[What the task requires]: From the records, pick out and copy each line containing "Continuous".

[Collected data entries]
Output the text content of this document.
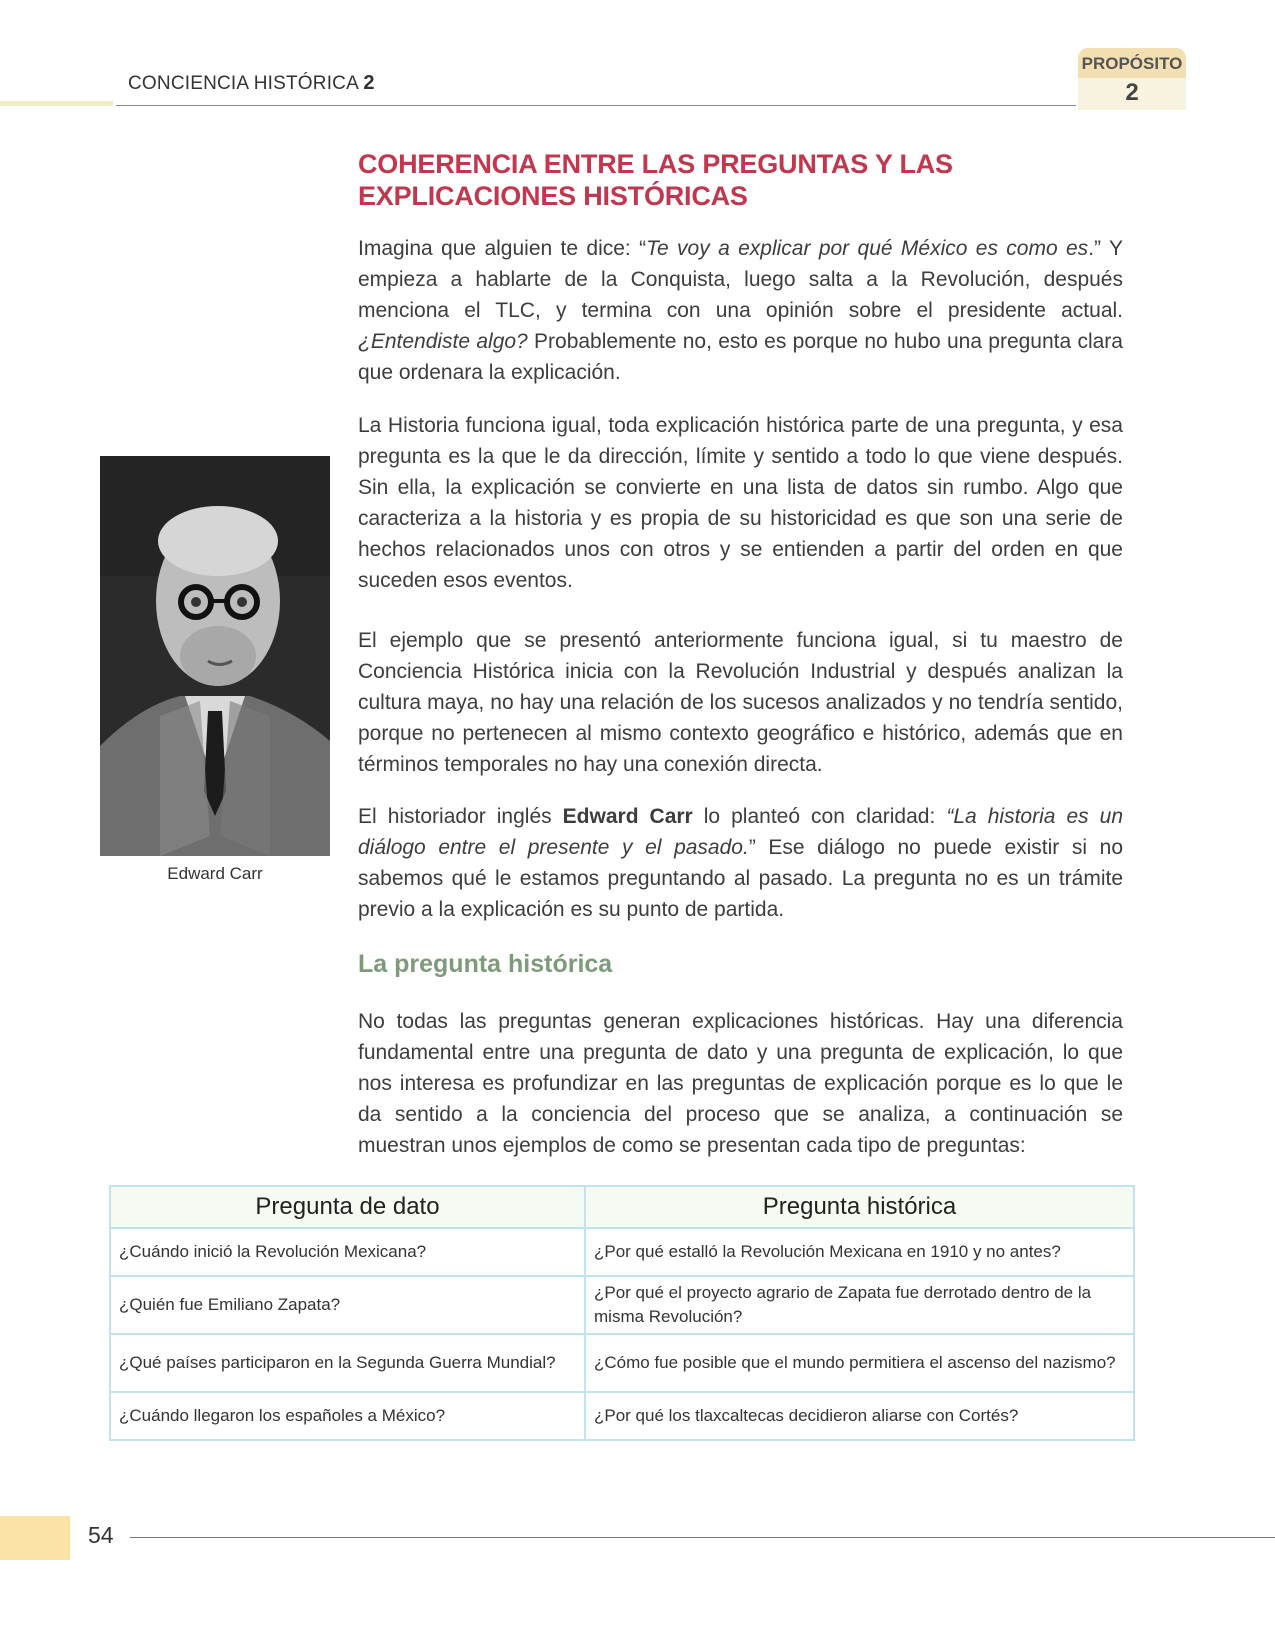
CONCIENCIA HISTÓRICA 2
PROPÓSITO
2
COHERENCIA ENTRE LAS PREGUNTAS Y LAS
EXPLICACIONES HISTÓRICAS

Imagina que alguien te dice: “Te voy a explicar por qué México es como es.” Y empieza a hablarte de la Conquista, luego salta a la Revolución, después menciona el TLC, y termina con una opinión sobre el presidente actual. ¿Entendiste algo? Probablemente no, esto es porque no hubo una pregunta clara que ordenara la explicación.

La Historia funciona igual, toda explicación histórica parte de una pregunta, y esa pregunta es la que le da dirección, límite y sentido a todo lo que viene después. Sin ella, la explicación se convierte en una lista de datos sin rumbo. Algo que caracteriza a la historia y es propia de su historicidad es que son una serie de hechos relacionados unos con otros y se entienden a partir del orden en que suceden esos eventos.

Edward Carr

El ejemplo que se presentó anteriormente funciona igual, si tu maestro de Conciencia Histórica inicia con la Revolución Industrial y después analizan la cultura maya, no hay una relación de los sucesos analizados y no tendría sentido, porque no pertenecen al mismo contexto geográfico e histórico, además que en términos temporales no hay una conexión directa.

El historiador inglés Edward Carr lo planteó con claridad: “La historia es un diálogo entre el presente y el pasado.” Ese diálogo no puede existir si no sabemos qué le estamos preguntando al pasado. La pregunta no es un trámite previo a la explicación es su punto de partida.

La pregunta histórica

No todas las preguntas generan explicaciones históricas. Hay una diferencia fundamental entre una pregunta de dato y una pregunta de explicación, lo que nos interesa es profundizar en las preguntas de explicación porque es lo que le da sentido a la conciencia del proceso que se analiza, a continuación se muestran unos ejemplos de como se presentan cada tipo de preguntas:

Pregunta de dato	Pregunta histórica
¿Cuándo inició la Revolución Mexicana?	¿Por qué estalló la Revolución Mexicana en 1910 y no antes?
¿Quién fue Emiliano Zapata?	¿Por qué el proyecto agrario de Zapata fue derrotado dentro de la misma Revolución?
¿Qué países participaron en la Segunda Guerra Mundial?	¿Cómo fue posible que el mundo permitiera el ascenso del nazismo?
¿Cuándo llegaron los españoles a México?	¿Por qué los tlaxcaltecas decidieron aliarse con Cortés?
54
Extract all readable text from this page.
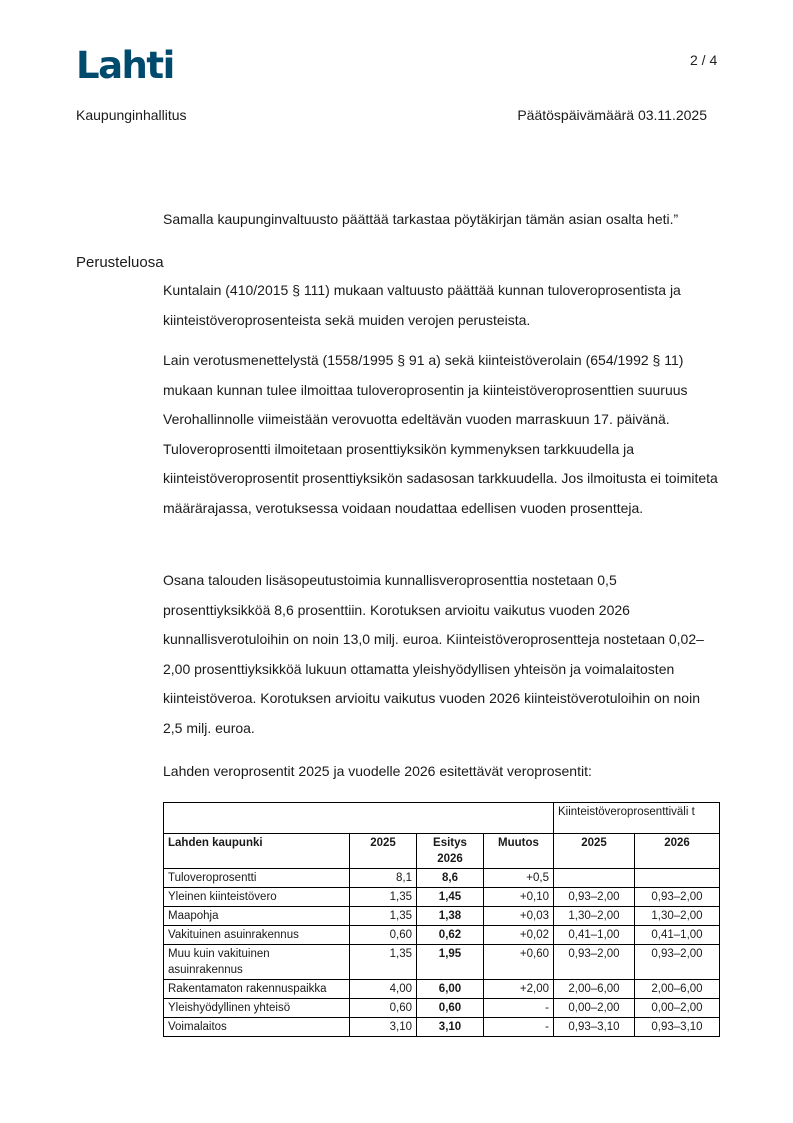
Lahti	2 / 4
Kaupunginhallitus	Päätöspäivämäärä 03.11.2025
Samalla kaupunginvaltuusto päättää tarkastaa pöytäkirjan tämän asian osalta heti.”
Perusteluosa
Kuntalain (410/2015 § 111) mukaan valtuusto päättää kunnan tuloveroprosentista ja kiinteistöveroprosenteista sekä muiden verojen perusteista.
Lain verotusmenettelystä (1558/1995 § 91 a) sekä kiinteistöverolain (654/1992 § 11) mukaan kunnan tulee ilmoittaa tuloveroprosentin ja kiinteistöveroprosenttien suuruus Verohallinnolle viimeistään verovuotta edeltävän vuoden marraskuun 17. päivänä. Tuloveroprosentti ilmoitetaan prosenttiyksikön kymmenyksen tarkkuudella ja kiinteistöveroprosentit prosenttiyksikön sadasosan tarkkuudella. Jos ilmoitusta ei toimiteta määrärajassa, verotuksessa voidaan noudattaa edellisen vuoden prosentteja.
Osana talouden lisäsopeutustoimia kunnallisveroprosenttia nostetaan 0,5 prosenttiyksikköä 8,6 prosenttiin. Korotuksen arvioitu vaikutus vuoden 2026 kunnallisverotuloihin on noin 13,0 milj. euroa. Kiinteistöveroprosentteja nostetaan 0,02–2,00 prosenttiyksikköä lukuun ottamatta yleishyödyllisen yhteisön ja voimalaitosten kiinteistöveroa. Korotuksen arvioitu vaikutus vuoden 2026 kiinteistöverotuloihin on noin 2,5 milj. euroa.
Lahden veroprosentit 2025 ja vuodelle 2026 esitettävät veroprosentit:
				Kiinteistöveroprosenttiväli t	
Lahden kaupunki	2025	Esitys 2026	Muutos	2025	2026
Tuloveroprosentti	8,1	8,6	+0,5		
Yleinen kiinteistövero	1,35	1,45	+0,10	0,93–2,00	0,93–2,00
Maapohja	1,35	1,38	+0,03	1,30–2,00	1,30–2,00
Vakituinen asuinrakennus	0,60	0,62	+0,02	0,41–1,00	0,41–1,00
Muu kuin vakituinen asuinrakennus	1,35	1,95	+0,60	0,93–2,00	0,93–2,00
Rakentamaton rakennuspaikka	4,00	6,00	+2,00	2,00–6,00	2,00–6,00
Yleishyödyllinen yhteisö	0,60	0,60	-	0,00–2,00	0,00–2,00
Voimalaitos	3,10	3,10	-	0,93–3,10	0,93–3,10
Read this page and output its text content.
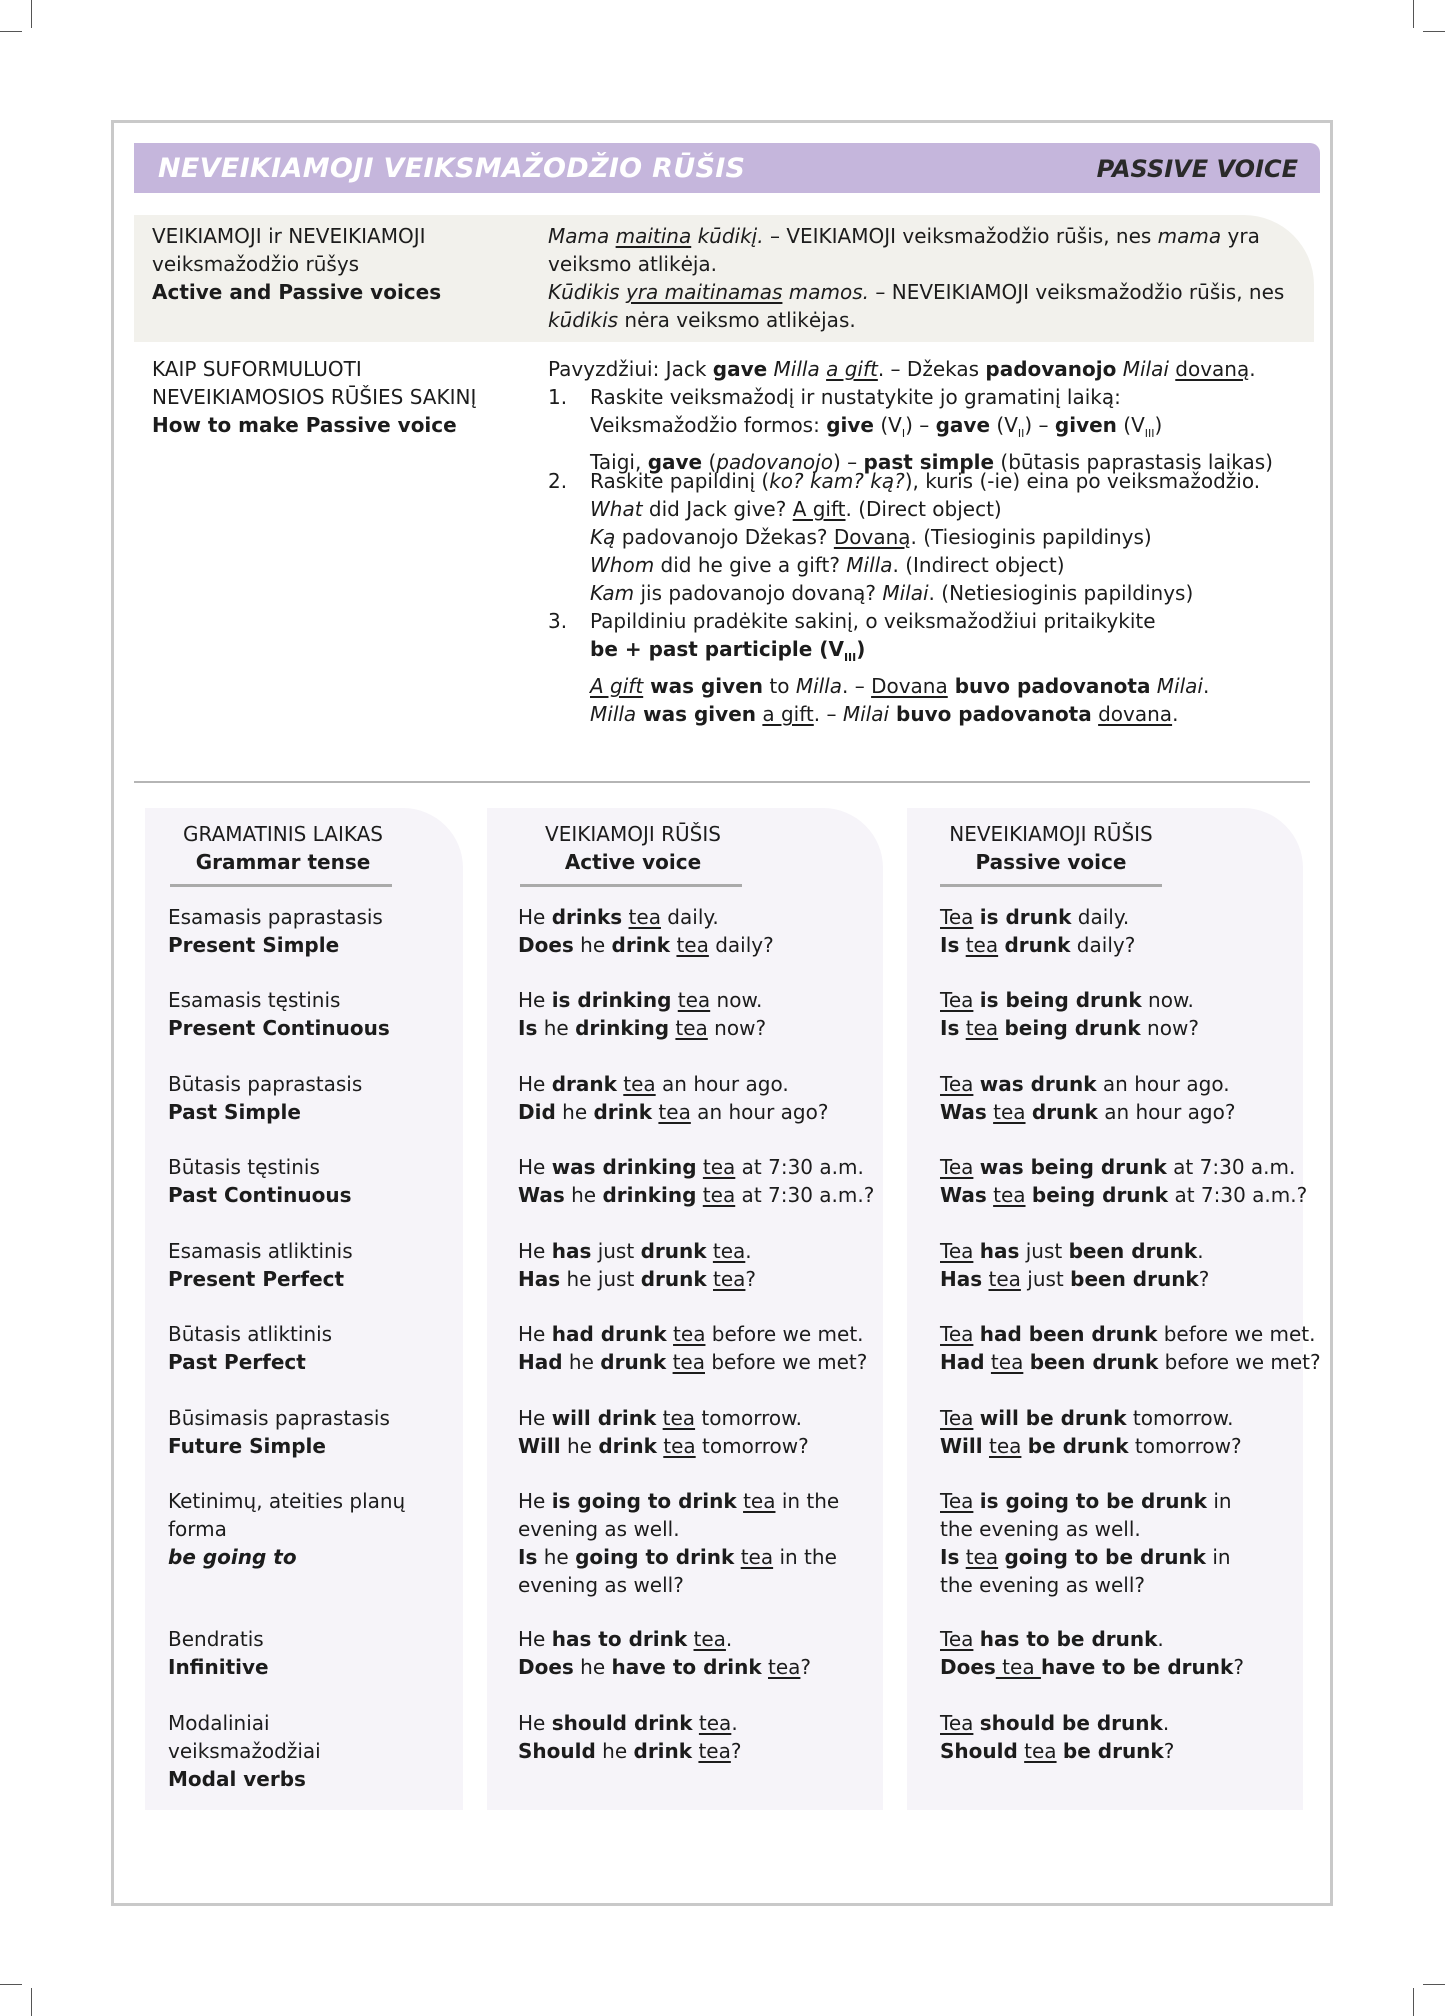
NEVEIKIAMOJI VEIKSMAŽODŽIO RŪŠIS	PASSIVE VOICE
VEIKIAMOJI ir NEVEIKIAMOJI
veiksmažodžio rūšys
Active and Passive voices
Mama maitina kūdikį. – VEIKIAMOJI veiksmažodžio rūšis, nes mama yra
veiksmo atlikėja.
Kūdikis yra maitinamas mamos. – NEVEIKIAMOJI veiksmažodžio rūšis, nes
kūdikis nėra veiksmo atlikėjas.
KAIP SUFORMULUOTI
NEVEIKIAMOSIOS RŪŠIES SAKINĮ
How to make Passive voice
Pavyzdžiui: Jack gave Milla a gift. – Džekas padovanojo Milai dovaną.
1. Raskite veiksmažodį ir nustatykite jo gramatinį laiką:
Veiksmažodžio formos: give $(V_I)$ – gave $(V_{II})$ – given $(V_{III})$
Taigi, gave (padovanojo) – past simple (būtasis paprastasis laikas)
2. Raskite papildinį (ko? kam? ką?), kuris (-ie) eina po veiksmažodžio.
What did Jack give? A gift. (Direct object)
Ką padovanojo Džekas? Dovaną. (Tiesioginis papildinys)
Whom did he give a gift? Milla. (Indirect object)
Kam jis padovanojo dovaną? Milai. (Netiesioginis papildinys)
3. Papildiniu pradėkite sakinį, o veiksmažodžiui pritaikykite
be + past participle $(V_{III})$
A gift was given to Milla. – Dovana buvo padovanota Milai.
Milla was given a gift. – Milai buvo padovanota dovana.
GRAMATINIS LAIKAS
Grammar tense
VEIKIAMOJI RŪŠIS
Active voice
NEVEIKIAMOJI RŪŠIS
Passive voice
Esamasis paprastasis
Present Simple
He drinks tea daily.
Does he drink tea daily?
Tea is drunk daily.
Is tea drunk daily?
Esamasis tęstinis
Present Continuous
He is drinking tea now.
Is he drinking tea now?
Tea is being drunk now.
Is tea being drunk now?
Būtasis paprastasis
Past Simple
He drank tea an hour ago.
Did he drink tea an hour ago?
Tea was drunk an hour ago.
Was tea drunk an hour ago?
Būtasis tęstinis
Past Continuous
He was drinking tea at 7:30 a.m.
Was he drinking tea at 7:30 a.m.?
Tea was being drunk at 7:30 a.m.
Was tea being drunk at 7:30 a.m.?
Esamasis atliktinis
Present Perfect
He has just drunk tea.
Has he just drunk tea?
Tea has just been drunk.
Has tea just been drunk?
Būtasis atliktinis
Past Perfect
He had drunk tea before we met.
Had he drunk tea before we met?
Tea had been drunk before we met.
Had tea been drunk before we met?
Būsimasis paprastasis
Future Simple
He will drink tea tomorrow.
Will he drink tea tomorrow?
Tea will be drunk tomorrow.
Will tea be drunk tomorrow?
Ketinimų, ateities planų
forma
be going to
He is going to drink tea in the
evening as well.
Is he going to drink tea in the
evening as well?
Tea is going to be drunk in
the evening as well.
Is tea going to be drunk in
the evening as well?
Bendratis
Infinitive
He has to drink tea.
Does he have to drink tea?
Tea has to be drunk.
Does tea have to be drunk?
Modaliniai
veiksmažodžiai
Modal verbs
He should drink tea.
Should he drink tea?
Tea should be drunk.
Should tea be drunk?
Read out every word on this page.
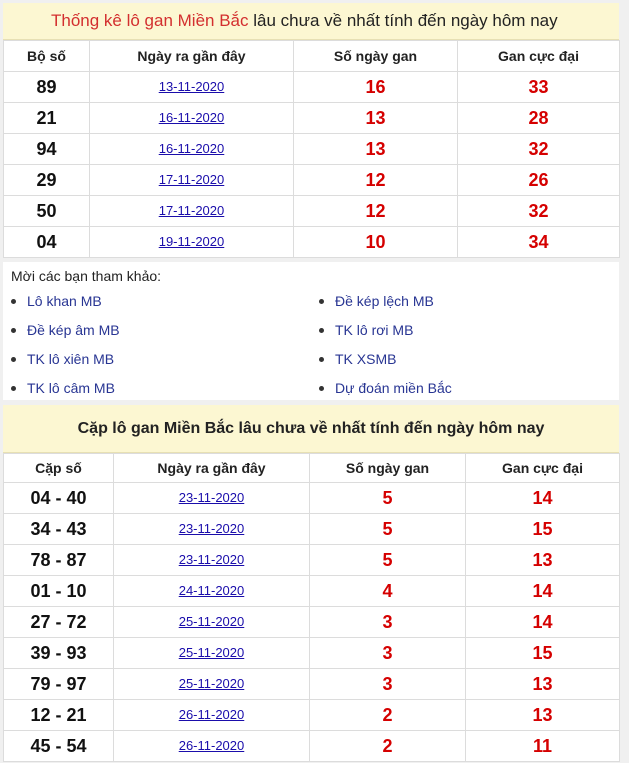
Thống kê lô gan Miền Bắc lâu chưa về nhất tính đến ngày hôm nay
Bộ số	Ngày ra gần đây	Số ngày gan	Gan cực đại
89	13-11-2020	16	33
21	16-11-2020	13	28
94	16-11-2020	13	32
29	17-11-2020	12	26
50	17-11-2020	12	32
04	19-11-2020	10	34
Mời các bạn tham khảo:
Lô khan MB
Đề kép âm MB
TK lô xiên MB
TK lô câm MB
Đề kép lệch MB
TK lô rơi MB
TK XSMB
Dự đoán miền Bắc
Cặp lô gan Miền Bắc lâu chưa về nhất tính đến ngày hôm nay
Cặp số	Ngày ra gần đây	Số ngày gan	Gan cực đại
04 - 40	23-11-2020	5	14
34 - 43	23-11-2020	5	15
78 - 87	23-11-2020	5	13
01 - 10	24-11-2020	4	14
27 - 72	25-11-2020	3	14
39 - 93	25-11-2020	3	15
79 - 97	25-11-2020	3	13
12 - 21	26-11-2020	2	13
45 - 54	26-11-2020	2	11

[Task answer]:
Present Continuous
Past Continuous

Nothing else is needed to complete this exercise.